SHORT EXERCISE.
Retype the listing that follows, word for word.

START AVAILABLE DATA

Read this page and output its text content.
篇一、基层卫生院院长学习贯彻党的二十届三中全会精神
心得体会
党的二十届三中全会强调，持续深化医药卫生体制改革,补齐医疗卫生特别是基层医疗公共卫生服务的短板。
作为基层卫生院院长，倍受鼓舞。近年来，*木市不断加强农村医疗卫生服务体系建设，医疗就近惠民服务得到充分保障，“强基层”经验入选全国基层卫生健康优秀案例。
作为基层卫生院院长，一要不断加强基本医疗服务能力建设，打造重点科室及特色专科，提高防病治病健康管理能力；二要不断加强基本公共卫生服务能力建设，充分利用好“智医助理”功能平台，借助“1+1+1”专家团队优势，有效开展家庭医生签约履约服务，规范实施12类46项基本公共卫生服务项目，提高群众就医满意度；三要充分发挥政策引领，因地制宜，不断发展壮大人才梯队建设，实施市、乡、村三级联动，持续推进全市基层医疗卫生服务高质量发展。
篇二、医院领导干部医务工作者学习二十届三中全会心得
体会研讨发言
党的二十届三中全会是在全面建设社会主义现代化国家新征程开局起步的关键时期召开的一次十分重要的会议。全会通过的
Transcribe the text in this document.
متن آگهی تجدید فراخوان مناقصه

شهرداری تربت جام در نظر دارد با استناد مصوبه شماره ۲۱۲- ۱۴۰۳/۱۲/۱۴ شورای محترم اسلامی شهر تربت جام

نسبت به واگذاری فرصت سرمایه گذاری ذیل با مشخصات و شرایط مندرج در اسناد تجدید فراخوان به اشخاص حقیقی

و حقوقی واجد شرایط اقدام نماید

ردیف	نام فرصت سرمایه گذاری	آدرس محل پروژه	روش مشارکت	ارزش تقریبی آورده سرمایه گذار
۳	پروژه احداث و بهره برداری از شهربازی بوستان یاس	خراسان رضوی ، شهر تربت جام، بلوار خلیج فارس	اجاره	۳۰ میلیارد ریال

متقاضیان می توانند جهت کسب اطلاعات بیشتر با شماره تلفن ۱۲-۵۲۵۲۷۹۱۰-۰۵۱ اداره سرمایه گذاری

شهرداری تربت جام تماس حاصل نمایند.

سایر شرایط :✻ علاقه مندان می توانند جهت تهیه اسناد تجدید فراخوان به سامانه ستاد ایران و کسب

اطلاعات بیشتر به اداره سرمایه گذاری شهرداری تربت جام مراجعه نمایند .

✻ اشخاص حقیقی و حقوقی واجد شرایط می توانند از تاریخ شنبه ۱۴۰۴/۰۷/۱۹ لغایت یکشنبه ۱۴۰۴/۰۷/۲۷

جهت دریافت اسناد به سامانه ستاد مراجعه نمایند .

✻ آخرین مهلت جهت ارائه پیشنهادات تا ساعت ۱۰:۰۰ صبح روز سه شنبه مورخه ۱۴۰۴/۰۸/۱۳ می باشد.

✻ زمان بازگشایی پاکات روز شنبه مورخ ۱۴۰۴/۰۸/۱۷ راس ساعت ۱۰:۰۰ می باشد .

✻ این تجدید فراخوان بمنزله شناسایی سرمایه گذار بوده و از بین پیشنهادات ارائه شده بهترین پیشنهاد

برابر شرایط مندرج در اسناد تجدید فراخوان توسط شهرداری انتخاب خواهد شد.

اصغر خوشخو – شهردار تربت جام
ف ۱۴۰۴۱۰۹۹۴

END AVAILABLE DATA

ANSWER FOR THE TASK.
Read this page and output its text content.
篇一、基层卫生院院长学习贯彻党的二十届三中全会精神
心得体会
党的二十届三中全会强调，持续深化医药卫生体制改革,补齐医疗卫生特别是基层医疗公共卫生服务的短板。
作为基层卫生院院长，倍受鼓舞。近年来，*木市不断加强农村医疗卫生服务体系建设，医疗就近惠民服务得到充分保障，“强基层”经验入选全国基层卫生健康优秀案例。
作为基层卫生院院长，一要不断加强基本医疗服务能力建设，打造重点科室及特色专科，提高防病治病健康管理能力；二要不断加强基本公共卫生服务能力建设，充分利用好“智医助理”功能平台，借助“1+1+1”专家团队优势，有效开展家庭医生签约履约服务，规范实施12类46项基本公共卫生服务项目，提高群众就医满意度；三要充分发挥政策引领，因地制宜，不断发展壮大人才梯队建设，实施市、乡、村三级联动，持续推进全市基层医疗卫生服务高质量发展。
篇二、医院领导干部医务工作者学习二十届三中全会心得
体会研讨发言
党的二十届三中全会是在全面建设社会主义现代化国家新征程开局起步的关键时期召开的一次十分重要的会议。全会通过的
Transcribe the text in this document.
متن آگهی تجدید فراخوان مناقصه

شهرداری تربت جام در نظر دارد با استناد مصوبه شماره ۲۱۲- ۱۴۰۳/۱۲/۱۴ شورای محترم اسلامی شهر تربت جام

نسبت به واگذاری فرصت سرمایه گذاری ذیل با مشخصات و شرایط مندرج در اسناد تجدید فراخوان به اشخاص حقیقی

و حقوقی واجد شرایط اقدام نماید

ردیف	نام فرصت سرمایه گذاری	آدرس محل پروژه	روش مشارکت	ارزش تقریبی آورده سرمایه گذار
۳	پروژه احداث و بهره برداری از شهربازی بوستان یاس	خراسان رضوی ، شهر تربت جام، بلوار خلیج فارس	اجاره	۳۰ میلیارد ریال

متقاضیان می توانند جهت کسب اطلاعات بیشتر با شماره تلفن ۱۲-۵۲۵۲۷۹۱۰-۰۵۱ اداره سرمایه گذاری

شهرداری تربت جام تماس حاصل نمایند.

سایر شرایط :✻ علاقه مندان می توانند جهت تهیه اسناد تجدید فراخوان به سامانه ستاد ایران و کسب

اطلاعات بیشتر به اداره سرمایه گذاری شهرداری تربت جام مراجعه نمایند .

✻ اشخاص حقیقی و حقوقی واجد شرایط می توانند از تاریخ شنبه ۱۴۰۴/۰۷/۱۹ لغایت یکشنبه ۱۴۰۴/۰۷/۲۷

جهت دریافت اسناد به سامانه ستاد مراجعه نمایند .

✻ آخرین مهلت جهت ارائه پیشنهادات تا ساعت ۱۰:۰۰ صبح روز سه شنبه مورخه ۱۴۰۴/۰۸/۱۳ می باشد.

✻ زمان بازگشایی پاکات روز شنبه مورخ ۱۴۰۴/۰۸/۱۷ راس ساعت ۱۰:۰۰ می باشد .

✻ این تجدید فراخوان بمنزله شناسایی سرمایه گذار بوده و از بین پیشنهادات ارائه شده بهترین پیشنهاد

برابر شرایط مندرج در اسناد تجدید فراخوان توسط شهرداری انتخاب خواهد شد.

اصغر خوشخو – شهردار تربت جام
ف ۱۴۰۴۱۰۹۹۴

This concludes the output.